begin Record excerpts

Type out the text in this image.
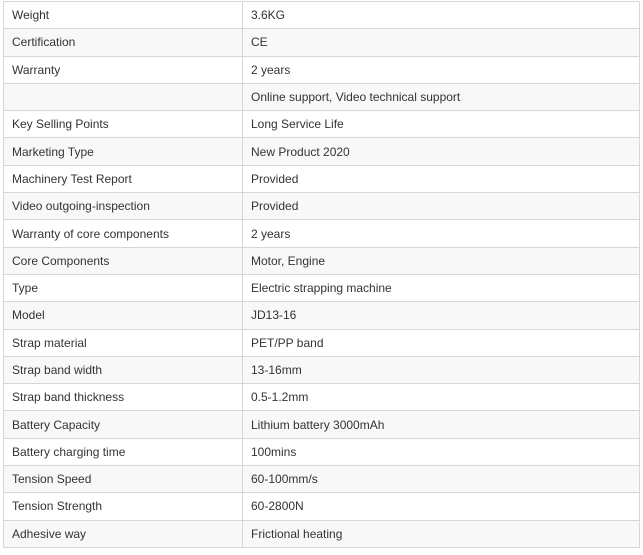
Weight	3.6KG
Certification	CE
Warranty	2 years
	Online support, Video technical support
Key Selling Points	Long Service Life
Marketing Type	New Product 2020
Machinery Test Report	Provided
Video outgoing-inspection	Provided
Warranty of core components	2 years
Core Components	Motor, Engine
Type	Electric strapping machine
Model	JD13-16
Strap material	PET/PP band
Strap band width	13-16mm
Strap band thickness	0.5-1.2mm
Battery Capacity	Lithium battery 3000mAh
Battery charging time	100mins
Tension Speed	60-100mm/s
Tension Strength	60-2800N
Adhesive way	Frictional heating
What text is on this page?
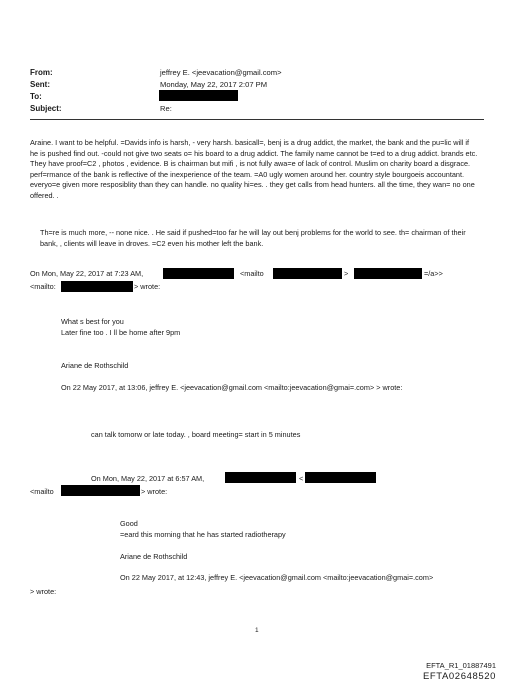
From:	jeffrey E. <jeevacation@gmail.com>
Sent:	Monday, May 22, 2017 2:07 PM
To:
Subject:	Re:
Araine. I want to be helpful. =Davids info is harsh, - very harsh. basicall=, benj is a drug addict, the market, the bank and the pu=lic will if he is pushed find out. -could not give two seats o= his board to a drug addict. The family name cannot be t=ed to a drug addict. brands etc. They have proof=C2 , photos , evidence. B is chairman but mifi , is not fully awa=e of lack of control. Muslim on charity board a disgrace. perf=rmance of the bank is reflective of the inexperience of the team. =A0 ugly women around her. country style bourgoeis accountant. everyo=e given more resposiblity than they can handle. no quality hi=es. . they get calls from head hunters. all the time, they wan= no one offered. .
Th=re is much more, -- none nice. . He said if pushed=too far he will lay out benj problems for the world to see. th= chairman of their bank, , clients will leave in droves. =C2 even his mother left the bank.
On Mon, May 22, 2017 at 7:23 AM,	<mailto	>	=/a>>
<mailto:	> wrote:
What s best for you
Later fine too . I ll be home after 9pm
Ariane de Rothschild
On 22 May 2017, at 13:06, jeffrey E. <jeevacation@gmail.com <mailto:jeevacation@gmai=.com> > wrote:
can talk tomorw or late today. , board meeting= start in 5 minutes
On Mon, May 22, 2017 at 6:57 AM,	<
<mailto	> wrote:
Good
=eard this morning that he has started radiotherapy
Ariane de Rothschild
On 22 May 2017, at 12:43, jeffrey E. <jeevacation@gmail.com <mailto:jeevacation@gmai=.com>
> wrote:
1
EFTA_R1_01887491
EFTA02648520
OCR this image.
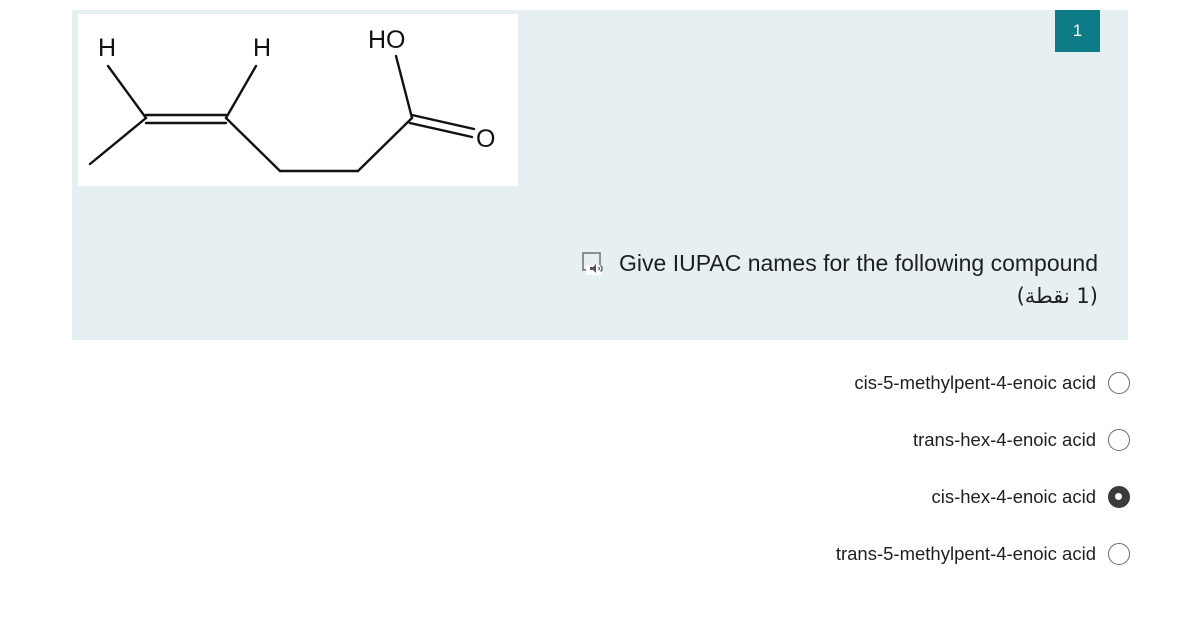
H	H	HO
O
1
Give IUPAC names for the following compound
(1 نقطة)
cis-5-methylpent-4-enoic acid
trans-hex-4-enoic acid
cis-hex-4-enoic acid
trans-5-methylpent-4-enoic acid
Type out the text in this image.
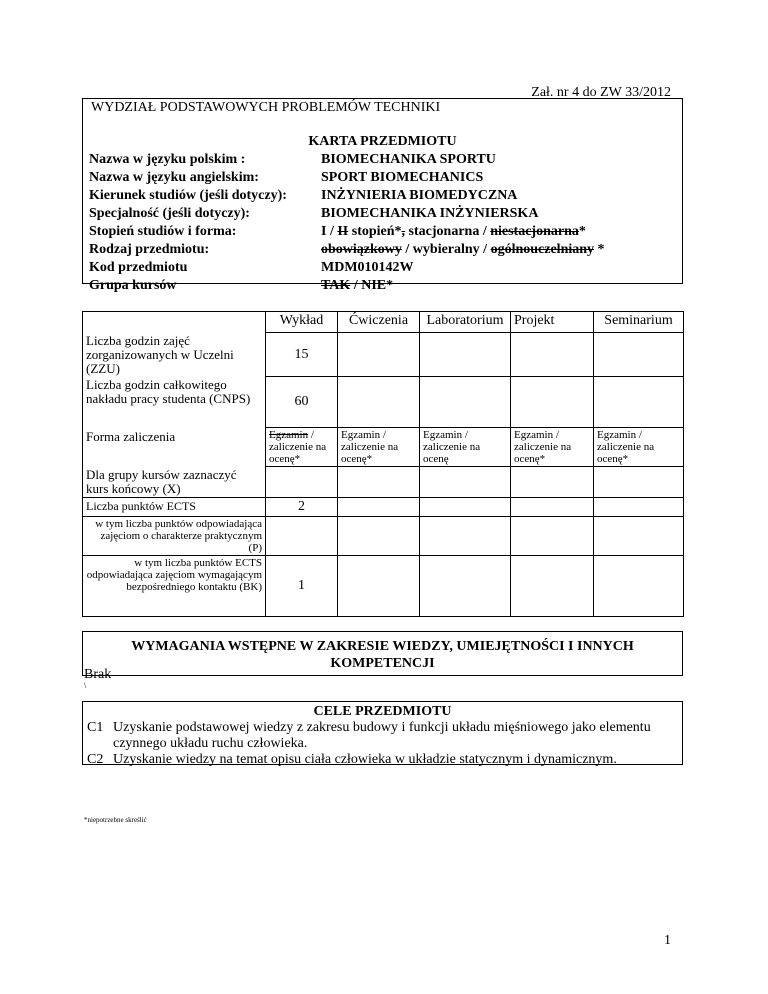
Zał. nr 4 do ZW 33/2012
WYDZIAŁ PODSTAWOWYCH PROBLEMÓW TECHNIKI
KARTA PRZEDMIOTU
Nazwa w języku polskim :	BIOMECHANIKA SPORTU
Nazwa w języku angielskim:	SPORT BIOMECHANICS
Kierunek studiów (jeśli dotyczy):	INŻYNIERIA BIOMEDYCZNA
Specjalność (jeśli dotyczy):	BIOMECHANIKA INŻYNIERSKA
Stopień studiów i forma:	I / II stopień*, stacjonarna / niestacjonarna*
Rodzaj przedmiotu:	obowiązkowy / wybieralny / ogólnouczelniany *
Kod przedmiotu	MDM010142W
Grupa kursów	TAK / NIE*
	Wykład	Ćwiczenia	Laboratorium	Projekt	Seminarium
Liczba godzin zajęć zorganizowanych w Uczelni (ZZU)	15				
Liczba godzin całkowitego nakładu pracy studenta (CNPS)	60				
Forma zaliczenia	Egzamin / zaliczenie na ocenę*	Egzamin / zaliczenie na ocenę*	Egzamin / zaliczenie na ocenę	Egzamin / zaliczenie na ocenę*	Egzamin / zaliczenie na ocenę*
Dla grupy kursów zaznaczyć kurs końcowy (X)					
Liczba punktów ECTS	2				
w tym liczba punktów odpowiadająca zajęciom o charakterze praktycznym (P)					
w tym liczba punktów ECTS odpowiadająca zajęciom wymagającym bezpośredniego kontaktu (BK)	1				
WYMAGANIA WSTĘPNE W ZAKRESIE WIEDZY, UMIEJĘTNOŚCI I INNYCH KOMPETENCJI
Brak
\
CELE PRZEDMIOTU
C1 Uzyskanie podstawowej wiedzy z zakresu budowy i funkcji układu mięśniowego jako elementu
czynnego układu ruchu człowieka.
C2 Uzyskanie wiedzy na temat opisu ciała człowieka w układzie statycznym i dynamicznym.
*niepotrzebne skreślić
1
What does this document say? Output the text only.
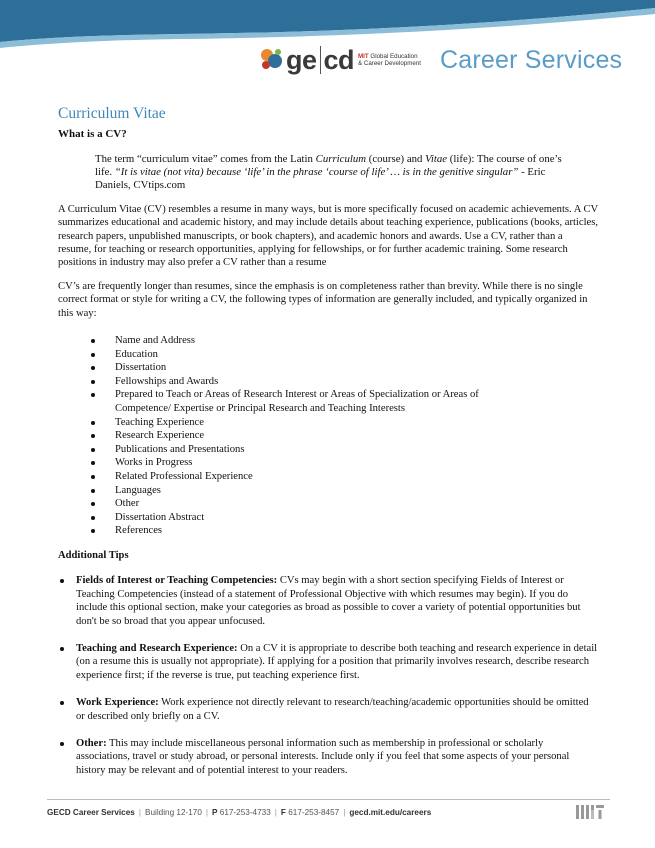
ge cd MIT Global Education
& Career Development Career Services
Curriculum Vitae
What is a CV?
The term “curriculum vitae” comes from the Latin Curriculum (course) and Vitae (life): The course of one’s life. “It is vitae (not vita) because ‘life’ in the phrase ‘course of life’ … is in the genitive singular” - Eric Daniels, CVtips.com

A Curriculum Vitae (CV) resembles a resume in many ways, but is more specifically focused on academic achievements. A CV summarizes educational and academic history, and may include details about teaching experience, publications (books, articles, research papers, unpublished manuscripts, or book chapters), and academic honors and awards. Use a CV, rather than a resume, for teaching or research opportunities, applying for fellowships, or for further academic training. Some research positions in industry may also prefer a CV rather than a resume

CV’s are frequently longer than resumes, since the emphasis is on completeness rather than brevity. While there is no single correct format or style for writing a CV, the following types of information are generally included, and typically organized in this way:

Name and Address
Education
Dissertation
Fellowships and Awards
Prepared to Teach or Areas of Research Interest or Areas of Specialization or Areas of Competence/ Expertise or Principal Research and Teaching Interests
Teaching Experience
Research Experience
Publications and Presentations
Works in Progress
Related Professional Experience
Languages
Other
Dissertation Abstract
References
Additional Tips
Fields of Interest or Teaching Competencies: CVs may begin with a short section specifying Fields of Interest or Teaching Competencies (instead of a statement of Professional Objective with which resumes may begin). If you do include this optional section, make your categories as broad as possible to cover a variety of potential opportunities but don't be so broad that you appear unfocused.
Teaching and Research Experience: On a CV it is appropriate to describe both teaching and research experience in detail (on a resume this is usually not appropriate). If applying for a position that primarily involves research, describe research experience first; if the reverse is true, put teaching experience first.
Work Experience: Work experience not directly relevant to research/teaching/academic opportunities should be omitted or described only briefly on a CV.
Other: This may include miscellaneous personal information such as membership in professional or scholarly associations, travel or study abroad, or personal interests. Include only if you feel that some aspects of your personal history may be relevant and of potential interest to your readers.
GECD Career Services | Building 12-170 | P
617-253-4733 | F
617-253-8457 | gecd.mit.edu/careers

end Record excerpts

--- The exercise ---
Write the records out again in full, exactly, and skip every picture.

--- Answer to the problem ---
Type out the text in this image.
Weight	3.6KG
Certification	CE
Warranty	2 years
	Online support, Video technical support
Key Selling Points	Long Service Life
Marketing Type	New Product 2020
Machinery Test Report	Provided
Video outgoing-inspection	Provided
Warranty of core components	2 years
Core Components	Motor, Engine
Type	Electric strapping machine
Model	JD13-16
Strap material	PET/PP band
Strap band width	13-16mm
Strap band thickness	0.5-1.2mm
Battery Capacity	Lithium battery 3000mAh
Battery charging time	100mins
Tension Speed	60-100mm/s
Tension Strength	60-2800N
Adhesive way	Frictional heating
What text is on this page?
From:	jeffrey E. <jeevacation@gmail.com>
Sent:	Monday, May 22, 2017 2:07 PM
To:
Subject:	Re:
Araine. I want to be helpful. =Davids info is harsh, - very harsh. basicall=, benj is a drug addict, the market, the bank and the pu=lic will if he is pushed find out. -could not give two seats o= his board to a drug addict. The family name cannot be t=ed to a drug addict. brands etc. They have proof=C2 , photos , evidence. B is chairman but mifi , is not fully awa=e of lack of control. Muslim on charity board a disgrace. perf=rmance of the bank is reflective of the inexperience of the team. =A0 ugly women around her. country style bourgoeis accountant. everyo=e given more resposiblity than they can handle. no quality hi=es. . they get calls from head hunters. all the time, they wan= no one offered. .
Th=re is much more, -- none nice. . He said if pushed=too far he will lay out benj problems for the world to see. th= chairman of their bank, , clients will leave in droves. =C2 even his mother left the bank.
On Mon, May 22, 2017 at 7:23 AM,	<mailto	>	=/a>>
<mailto:	> wrote:
What s best for you
Later fine too . I ll be home after 9pm
Ariane de Rothschild
On 22 May 2017, at 13:06, jeffrey E. <jeevacation@gmail.com <mailto:jeevacation@gmai=.com> > wrote:
can talk tomorw or late today. , board meeting= start in 5 minutes
On Mon, May 22, 2017 at 6:57 AM,	<
<mailto	> wrote:
Good
=eard this morning that he has started radiotherapy
Ariane de Rothschild
On 22 May 2017, at 12:43, jeffrey E. <jeevacation@gmail.com <mailto:jeevacation@gmai=.com>
> wrote:
1
EFTA_R1_01887491
EFTA02648520
OCR this image.
H	H	HO
O
1
Give IUPAC names for the following compound
(1 نقطة)
cis-5-methylpent-4-enoic acid
trans-hex-4-enoic acid
cis-hex-4-enoic acid
trans-5-methylpent-4-enoic acid
Type out the text in this image.
Zał. nr 4 do ZW 33/2012
WYDZIAŁ PODSTAWOWYCH PROBLEMÓW TECHNIKI
KARTA PRZEDMIOTU
Nazwa w języku polskim :	BIOMECHANIKA SPORTU
Nazwa w języku angielskim:	SPORT BIOMECHANICS
Kierunek studiów (jeśli dotyczy):	INŻYNIERIA BIOMEDYCZNA
Specjalność (jeśli dotyczy):	BIOMECHANIKA INŻYNIERSKA
Stopień studiów i forma:	I / II stopień*, stacjonarna / niestacjonarna*
Rodzaj przedmiotu:	obowiązkowy / wybieralny / ogólnouczelniany *
Kod przedmiotu	MDM010142W
Grupa kursów	TAK / NIE*
	Wykład	Ćwiczenia	Laboratorium	Projekt	Seminarium
Liczba godzin zajęć zorganizowanych w Uczelni (ZZU)	15				
Liczba godzin całkowitego nakładu pracy studenta (CNPS)	60				
Forma zaliczenia	Egzamin / zaliczenie na ocenę*	Egzamin / zaliczenie na ocenę*	Egzamin / zaliczenie na ocenę	Egzamin / zaliczenie na ocenę*	Egzamin / zaliczenie na ocenę*
Dla grupy kursów zaznaczyć kurs końcowy (X)					
Liczba punktów ECTS	2				
w tym liczba punktów odpowiadająca zajęciom o charakterze praktycznym (P)					
w tym liczba punktów ECTS odpowiadająca zajęciom wymagającym bezpośredniego kontaktu (BK)	1				
WYMAGANIA WSTĘPNE W ZAKRESIE WIEDZY, UMIEJĘTNOŚCI I INNYCH KOMPETENCJI
Brak
\
CELE PRZEDMIOTU
C1 Uzyskanie podstawowej wiedzy z zakresu budowy i funkcji układu mięśniowego jako elementu
czynnego układu ruchu człowieka.
C2 Uzyskanie wiedzy na temat opisu ciała człowieka w układzie statycznym i dynamicznym.
*niepotrzebne skreślić
1
What does this document say? Output the text only.
ge cd MIT Global Education
& Career Development Career Services
Curriculum Vitae
What is a CV?
The term “curriculum vitae” comes from the Latin Curriculum (course) and Vitae (life): The course of one’s life. “It is vitae (not vita) because ‘life’ in the phrase ‘course of life’ … is in the genitive singular” - Eric Daniels, CVtips.com

A Curriculum Vitae (CV) resembles a resume in many ways, but is more specifically focused on academic achievements. A CV summarizes educational and academic history, and may include details about teaching experience, publications (books, articles, research papers, unpublished manuscripts, or book chapters), and academic honors and awards. Use a CV, rather than a resume, for teaching or research opportunities, applying for fellowships, or for further academic training. Some research positions in industry may also prefer a CV rather than a resume

CV’s are frequently longer than resumes, since the emphasis is on completeness rather than brevity. While there is no single correct format or style for writing a CV, the following types of information are generally included, and typically organized in this way:

Name and Address
Education
Dissertation
Fellowships and Awards
Prepared to Teach or Areas of Research Interest or Areas of Specialization or Areas of Competence/ Expertise or Principal Research and Teaching Interests
Teaching Experience
Research Experience
Publications and Presentations
Works in Progress
Related Professional Experience
Languages
Other
Dissertation Abstract
References
Additional Tips
Fields of Interest or Teaching Competencies: CVs may begin with a short section specifying Fields of Interest or Teaching Competencies (instead of a statement of Professional Objective with which resumes may begin). If you do include this optional section, make your categories as broad as possible to cover a variety of potential opportunities but don't be so broad that you appear unfocused.
Teaching and Research Experience: On a CV it is appropriate to describe both teaching and research experience in detail (on a resume this is usually not appropriate). If applying for a position that primarily involves research, describe research experience first; if the reverse is true, put teaching experience first.
Work Experience: Work experience not directly relevant to research/teaching/academic opportunities should be omitted or described only briefly on a CV.
Other: This may include miscellaneous personal information such as membership in professional or scholarly associations, travel or study abroad, or personal interests. Include only if you feel that some aspects of your personal history may be relevant and of potential interest to your readers.
GECD Career Services | Building 12-170 | P
617-253-4733 | F
617-253-8457 | gecd.mit.edu/careers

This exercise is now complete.